>> START

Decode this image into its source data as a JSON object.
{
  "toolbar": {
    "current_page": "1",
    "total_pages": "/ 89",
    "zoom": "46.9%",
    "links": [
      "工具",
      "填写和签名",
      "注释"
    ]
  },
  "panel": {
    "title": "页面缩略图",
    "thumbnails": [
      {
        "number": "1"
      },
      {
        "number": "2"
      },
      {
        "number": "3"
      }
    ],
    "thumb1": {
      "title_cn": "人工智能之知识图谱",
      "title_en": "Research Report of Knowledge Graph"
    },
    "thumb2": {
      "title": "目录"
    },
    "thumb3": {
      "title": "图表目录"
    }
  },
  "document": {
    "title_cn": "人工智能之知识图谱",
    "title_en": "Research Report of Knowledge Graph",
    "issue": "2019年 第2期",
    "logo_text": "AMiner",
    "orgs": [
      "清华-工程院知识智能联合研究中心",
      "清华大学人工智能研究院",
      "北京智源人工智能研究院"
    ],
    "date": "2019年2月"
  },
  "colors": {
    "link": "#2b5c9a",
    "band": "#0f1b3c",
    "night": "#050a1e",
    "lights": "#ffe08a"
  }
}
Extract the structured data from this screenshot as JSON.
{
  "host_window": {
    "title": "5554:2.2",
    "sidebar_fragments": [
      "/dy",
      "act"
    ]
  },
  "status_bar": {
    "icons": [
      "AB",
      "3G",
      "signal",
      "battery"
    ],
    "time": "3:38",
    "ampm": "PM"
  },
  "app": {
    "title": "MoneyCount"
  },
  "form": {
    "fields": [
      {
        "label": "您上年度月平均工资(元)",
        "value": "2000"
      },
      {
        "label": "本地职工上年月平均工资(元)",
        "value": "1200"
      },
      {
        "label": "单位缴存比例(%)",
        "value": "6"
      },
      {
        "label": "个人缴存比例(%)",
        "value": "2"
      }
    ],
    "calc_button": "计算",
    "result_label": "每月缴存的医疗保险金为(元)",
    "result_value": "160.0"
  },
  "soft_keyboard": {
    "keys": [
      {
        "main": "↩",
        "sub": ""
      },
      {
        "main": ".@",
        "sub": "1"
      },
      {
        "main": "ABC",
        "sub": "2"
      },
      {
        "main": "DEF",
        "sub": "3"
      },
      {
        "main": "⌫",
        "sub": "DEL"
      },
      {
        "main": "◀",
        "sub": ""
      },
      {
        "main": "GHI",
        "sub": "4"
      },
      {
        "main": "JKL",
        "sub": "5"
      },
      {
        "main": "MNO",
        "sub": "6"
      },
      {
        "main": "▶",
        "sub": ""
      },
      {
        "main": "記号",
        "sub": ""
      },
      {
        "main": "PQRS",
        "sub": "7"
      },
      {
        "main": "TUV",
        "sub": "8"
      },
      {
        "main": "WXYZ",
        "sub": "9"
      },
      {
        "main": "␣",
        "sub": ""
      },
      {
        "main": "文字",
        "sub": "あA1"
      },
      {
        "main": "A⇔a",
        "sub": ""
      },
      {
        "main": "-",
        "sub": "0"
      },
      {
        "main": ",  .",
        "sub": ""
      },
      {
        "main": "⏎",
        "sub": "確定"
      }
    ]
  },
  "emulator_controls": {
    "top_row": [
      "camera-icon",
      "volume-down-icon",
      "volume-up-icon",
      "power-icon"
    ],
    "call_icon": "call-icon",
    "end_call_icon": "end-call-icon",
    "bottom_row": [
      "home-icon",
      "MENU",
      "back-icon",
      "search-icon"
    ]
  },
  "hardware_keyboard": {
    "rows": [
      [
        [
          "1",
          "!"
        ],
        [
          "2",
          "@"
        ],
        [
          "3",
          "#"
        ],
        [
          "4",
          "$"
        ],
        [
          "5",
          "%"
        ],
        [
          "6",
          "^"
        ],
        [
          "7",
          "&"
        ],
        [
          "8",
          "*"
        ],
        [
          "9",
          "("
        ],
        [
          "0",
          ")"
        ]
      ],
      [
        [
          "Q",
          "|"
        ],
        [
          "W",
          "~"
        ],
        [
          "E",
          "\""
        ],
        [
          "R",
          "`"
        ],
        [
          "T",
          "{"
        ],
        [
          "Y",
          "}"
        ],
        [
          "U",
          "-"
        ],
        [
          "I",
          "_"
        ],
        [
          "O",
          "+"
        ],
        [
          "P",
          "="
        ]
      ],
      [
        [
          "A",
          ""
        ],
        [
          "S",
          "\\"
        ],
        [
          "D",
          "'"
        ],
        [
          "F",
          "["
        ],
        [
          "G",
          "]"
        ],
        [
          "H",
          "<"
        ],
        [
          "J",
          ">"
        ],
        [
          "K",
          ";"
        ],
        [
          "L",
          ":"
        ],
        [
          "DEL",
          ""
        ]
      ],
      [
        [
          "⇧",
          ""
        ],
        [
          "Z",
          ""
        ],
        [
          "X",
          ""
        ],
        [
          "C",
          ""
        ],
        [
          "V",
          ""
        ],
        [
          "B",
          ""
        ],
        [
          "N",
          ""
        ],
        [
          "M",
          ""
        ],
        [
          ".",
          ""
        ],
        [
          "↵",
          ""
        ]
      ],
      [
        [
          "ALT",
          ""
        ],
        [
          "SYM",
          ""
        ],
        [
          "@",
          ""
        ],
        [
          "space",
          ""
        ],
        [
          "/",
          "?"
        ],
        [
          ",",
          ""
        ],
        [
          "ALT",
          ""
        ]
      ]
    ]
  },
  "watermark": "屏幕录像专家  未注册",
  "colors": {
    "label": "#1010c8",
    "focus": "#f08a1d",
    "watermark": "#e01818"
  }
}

>> END

→ Requirements
Looking at the data above, show all lines where the word "watermark" occurs.

→ Written reply
  "watermark": "屏幕录像专家  未注册",
    "watermark": "#e01818"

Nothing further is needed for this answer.